begin Dataset excerpts

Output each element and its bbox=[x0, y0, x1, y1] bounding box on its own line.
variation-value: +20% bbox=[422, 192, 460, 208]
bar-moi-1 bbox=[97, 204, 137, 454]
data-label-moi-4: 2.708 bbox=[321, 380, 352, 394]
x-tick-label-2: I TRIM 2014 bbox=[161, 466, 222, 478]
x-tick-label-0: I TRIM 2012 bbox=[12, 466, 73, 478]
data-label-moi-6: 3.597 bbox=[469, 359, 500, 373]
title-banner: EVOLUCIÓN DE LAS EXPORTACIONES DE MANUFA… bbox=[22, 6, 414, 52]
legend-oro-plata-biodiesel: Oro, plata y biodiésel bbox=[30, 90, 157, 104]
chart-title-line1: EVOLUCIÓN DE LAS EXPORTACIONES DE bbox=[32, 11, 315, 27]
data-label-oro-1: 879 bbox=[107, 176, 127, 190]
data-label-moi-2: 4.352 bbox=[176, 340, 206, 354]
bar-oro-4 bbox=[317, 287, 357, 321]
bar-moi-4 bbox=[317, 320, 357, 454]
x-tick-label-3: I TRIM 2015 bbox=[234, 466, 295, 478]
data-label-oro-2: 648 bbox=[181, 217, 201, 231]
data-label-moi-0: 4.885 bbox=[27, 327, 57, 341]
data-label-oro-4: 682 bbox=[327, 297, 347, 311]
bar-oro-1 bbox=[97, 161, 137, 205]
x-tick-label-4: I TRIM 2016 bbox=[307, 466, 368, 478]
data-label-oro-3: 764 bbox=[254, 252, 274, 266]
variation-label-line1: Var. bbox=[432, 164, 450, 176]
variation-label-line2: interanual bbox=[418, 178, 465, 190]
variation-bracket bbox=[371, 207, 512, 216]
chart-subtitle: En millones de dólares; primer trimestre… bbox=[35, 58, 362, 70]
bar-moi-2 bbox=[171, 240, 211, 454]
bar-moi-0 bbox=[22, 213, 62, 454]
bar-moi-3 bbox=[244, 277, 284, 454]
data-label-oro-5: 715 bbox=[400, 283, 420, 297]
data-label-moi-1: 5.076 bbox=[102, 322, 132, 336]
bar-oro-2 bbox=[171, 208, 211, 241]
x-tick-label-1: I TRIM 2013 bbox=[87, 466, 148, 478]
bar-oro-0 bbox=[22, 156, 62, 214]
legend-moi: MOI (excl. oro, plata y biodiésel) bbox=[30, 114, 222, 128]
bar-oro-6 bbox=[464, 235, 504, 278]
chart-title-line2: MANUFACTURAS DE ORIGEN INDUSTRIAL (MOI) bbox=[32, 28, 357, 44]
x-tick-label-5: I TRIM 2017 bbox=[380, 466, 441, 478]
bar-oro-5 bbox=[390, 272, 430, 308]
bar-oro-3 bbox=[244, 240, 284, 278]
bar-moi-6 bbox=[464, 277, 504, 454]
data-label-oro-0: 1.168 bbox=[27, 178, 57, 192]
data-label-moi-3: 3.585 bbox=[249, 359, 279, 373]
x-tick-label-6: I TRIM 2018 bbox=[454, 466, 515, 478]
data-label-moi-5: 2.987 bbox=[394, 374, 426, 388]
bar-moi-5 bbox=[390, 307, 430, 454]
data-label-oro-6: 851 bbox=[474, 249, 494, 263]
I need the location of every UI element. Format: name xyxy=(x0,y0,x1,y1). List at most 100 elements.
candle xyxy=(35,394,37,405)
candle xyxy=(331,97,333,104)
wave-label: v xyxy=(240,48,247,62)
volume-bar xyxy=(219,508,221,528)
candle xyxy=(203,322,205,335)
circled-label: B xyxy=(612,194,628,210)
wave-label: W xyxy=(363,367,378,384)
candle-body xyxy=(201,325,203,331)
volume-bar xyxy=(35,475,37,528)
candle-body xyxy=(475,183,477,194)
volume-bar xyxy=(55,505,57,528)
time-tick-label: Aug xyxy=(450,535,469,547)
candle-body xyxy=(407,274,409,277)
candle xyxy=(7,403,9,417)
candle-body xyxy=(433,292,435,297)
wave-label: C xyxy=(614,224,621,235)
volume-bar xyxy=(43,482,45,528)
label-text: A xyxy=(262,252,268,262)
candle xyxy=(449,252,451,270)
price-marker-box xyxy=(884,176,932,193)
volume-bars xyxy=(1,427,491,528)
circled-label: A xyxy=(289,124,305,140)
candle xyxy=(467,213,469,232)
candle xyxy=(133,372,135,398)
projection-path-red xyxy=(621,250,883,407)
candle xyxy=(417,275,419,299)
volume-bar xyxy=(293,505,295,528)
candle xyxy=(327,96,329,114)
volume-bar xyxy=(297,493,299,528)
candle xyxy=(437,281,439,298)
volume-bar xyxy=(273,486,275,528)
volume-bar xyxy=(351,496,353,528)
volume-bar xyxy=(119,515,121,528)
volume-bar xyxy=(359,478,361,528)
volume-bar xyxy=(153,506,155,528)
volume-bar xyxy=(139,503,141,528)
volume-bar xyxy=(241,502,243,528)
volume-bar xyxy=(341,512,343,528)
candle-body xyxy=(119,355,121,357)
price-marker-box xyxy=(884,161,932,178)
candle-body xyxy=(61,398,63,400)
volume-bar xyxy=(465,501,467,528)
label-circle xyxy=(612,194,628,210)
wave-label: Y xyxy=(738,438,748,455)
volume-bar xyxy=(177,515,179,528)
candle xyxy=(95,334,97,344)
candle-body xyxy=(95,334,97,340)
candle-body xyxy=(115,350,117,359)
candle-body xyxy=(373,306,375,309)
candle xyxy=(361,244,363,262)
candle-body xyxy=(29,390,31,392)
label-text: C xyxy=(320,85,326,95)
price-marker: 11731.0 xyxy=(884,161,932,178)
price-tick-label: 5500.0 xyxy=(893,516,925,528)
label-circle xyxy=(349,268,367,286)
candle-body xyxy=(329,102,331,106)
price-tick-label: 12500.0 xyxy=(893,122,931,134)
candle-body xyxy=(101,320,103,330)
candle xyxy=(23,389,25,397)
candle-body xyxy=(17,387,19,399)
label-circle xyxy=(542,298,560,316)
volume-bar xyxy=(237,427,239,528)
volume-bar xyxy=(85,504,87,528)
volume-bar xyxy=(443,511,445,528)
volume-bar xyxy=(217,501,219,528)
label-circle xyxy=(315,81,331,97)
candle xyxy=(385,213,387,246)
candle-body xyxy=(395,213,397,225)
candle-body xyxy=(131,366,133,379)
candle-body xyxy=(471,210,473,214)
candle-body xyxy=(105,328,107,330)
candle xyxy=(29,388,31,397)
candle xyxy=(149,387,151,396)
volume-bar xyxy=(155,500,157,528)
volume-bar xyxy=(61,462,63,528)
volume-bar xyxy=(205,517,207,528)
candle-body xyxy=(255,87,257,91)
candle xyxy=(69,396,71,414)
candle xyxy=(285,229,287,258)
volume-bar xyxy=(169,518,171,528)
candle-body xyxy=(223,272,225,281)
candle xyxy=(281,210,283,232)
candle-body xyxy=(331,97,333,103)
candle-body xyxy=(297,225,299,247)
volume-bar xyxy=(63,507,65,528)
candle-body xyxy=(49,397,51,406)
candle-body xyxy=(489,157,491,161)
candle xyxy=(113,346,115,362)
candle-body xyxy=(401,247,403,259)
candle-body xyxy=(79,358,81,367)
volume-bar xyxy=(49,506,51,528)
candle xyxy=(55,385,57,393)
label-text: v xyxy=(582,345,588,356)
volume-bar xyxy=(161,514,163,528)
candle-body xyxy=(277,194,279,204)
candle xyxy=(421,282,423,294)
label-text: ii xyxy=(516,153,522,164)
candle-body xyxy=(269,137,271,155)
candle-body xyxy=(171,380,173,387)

end Dataset excerpts

* **Challenge**: Convert every line above into a JSON list of strings, one string per line, skipping blank lines.

* **Correct answer**:
[
  "Output each element and its bbox=[x0, y0, x1, y1] bounding box on its own line.",
  "variation-value: +20% bbox=[422, 192, 460, 208]",
  "bar-moi-1 bbox=[97, 204, 137, 454]",
  "data-label-moi-4: 2.708 bbox=[321, 380, 352, 394]",
  "x-tick-label-2: I TRIM 2014 bbox=[161, 466, 222, 478]",
  "x-tick-label-0: I TRIM 2012 bbox=[12, 466, 73, 478]",
  "data-label-moi-6: 3.597 bbox=[469, 359, 500, 373]",
  "title-banner: EVOLUCIÓN DE LAS EXPORTACIONES DE MANUFA… bbox=[22, 6, 414, 52]",
  "legend-oro-plata-biodiesel: Oro, plata y biodiésel bbox=[30, 90, 157, 104]",
  "chart-title-line1: EVOLUCIÓN DE LAS EXPORTACIONES DE bbox=[32, 11, 315, 27]",
  "data-label-oro-1: 879 bbox=[107, 176, 127, 190]",
  "data-label-moi-2: 4.352 bbox=[176, 340, 206, 354]",
  "bar-oro-4 bbox=[317, 287, 357, 321]",
  "bar-moi-4 bbox=[317, 320, 357, 454]",
  "x-tick-label-3: I TRIM 2015 bbox=[234, 466, 295, 478]",
  "data-label-oro-2: 648 bbox=[181, 217, 201, 231]",
  "data-label-moi-0: 4.885 bbox=[27, 327, 57, 341]",
  "data-label-oro-4: 682 bbox=[327, 297, 347, 311]",
  "bar-oro-1 bbox=[97, 161, 137, 205]",
  "x-tick-label-4: I TRIM 2016 bbox=[307, 466, 368, 478]",
  "data-label-oro-3: 764 bbox=[254, 252, 274, 266]",
  "variation-label-line1: Var. bbox=[432, 164, 450, 176]",
  "variation-label-line2: interanual bbox=[418, 178, 465, 190]",
  "variation-bracket bbox=[371, 207, 512, 216]",
  "chart-subtitle: En millones de dólares; primer trimestre… bbox=[35, 58, 362, 70]",
  "bar-moi-2 bbox=[171, 240, 211, 454]",
  "bar-moi-0 bbox=[22, 213, 62, 454]",
  "bar-moi-3 bbox=[244, 277, 284, 454]",
  "data-label-oro-5: 715 bbox=[400, 283, 420, 297]",
  "data-label-moi-1: 5.076 bbox=[102, 322, 132, 336]",
  "bar-oro-2 bbox=[171, 208, 211, 241]",
  "x-tick-label-1: I TRIM 2013 bbox=[87, 466, 148, 478]",
  "bar-oro-0 bbox=[22, 156, 62, 214]",
  "legend-moi: MOI (excl. oro, plata y biodiésel) bbox=[30, 114, 222, 128]",
  "bar-oro-6 bbox=[464, 235, 504, 278]",
  "chart-title-line2: MANUFACTURAS DE ORIGEN INDUSTRIAL (MOI) bbox=[32, 28, 357, 44]",
  "x-tick-label-5: I TRIM 2017 bbox=[380, 466, 441, 478]",
  "bar-oro-5 bbox=[390, 272, 430, 308]",
  "bar-oro-3 bbox=[244, 240, 284, 278]",
  "bar-moi-6 bbox=[464, 277, 504, 454]",
  "data-label-oro-0: 1.168 bbox=[27, 178, 57, 192]",
  "data-label-moi-3: 3.585 bbox=[249, 359, 279, 373]",
  "x-tick-label-6: I TRIM 2018 bbox=[454, 466, 515, 478]",
  "data-label-moi-5: 2.987 bbox=[394, 374, 426, 388]",
  "bar-moi-5 bbox=[390, 307, 430, 454]",
  "data-label-oro-6: 851 bbox=[474, 249, 494, 263]",
  "I need the location of every UI element. Format: name xyxy=(x0,y0,x1,y1). List at most 100 elements.",
  "candle xyxy=(35,394,37,405)",
  "candle xyxy=(331,97,333,104)",
  "wave-label: v xyxy=(240,48,247,62)",
  "volume-bar xyxy=(219,508,221,528)",
  "candle xyxy=(203,322,205,335)",
  "circled-label: B xyxy=(612,194,628,210)",
  "wave-label: W xyxy=(363,367,378,384)",
  "candle-body xyxy=(201,325,203,331)",
  "volume-bar xyxy=(35,475,37,528)",
  "candle-body xyxy=(475,183,477,194)",
  "volume-bar xyxy=(55,505,57,528)",
  "time-tick-label: Aug xyxy=(450,535,469,547)",
  "candle-body xyxy=(407,274,409,277)",
  "candle xyxy=(7,403,9,417)",
  "candle-body xyxy=(433,292,435,297)",
  "wave-label: C xyxy=(614,224,621,235)",
  "volume-bar xyxy=(43,482,45,528)",
  "label-text: A xyxy=(262,252,268,262)",
  "candle xyxy=(449,252,451,270)",
  "price-marker-box xyxy=(884,176,932,193)",
  "volume-bars xyxy=(1,427,491,528)",
  "circled-label: A xyxy=(289,124,305,140)",
  "candle xyxy=(467,213,469,232)",
  "candle xyxy=(133,372,135,398)",
  "projection-path-red xyxy=(621,250,883,407)",
  "candle xyxy=(417,275,419,299)",
  "volume-bar xyxy=(293,505,295,528)",
  "candle xyxy=(327,96,329,114)",
  "volume-bar xyxy=(297,493,299,528)",
  "candle xyxy=(437,281,439,298)",
  "volume-bar xyxy=(273,486,275,528)",
  "volume-bar xyxy=(351,496,353,528)",
  "volume-bar xyxy=(119,515,121,528)",
  "volume-bar xyxy=(359,478,361,528)",
  "volume-bar xyxy=(153,506,155,528)",
  "volume-bar xyxy=(139,503,141,528)",
  "volume-bar xyxy=(241,502,243,528)",
  "volume-bar xyxy=(341,512,343,528)",
  "candle-body xyxy=(119,355,121,357)",
  "price-marker-box xyxy=(884,161,932,178)",
  "candle-body xyxy=(61,398,63,400)",
  "volume-bar xyxy=(465,501,467,528)",
  "label-circle xyxy=(612,194,628,210)",
  "wave-label: Y xyxy=(738,438,748,455)",
  "volume-bar xyxy=(177,515,179,528)",
  "candle xyxy=(95,334,97,344)",
  "candle-body xyxy=(95,334,97,340)",
  "candle-body xyxy=(115,350,117,359)",
  "candle-body xyxy=(373,306,375,309)",
  "candle xyxy=(361,244,363,262)",
  "candle-body xyxy=(29,390,31,392)",
  "label-text: C xyxy=(320,85,326,95)",
  "price-marker: 11731.0 xyxy=(884,161,932,178)",
  "price-tick-label: 5500.0 xyxy=(893,516,925,528)",
  "label-circle xyxy=(349,268,367,286)",
  "candle-body xyxy=(329,102,331,106)",
  "price-tick-label: 12500.0 xyxy=(893,122,931,134)",
  "candle-body xyxy=(101,320,103,330)",
  "candle xyxy=(23,389,25,397)",
  "candle-body xyxy=(17,387,19,399)",
  "label-circle xyxy=(542,298,560,316)",
  "volume-bar xyxy=(237,427,239,528)",
  "volume-bar xyxy=(85,504,87,528)",
  "volume-bar xyxy=(443,511,445,528)",
  "volume-bar xyxy=(217,501,219,528)",
  "label-circle xyxy=(315,81,331,97)",
  "candle xyxy=(385,213,387,246)",
  "candle-body xyxy=(395,213,397,225)",
  "candle-body xyxy=(131,366,133,379)",
  "candle-body xyxy=(471,210,473,214)",
  "candle-body xyxy=(105,328,107,330)",
  "candle xyxy=(29,388,31,397)",
  "candle xyxy=(149,387,151,396)",
  "volume-bar xyxy=(155,500,157,528)",
  "volume-bar xyxy=(61,462,63,528)",
  "volume-bar xyxy=(205,517,207,528)",
  "candle-body xyxy=(255,87,257,91)",
  "candle xyxy=(69,396,71,414)",
  "candle xyxy=(285,229,287,258)",
  "volume-bar xyxy=(169,518,171,528)",
  "candle-body xyxy=(223,272,225,281)",
  "candle xyxy=(281,210,283,232)",
  "candle-body xyxy=(331,97,333,103)",
  "candle-body xyxy=(297,225,299,247)",
  "volume-bar xyxy=(63,507,65,528)",
  "candle-body xyxy=(49,397,51,406)",
  "candle-body xyxy=(489,157,491,161)",
  "candle xyxy=(113,346,115,362)",
  "candle-body xyxy=(401,247,403,259)",
  "candle-body xyxy=(79,358,81,367)",
  "volume-bar xyxy=(49,506,51,528)",
  "candle xyxy=(55,385,57,393)",
  "label-text: v xyxy=(582,345,588,356)",
  "volume-bar xyxy=(161,514,163,528)",
  "candle-body xyxy=(277,194,279,204)",
  "candle xyxy=(421,282,423,294)",
  "label-text: ii xyxy=(516,153,522,164)",
  "candle-body xyxy=(269,137,271,155)",
  "candle-body xyxy=(171,380,173,387)"
]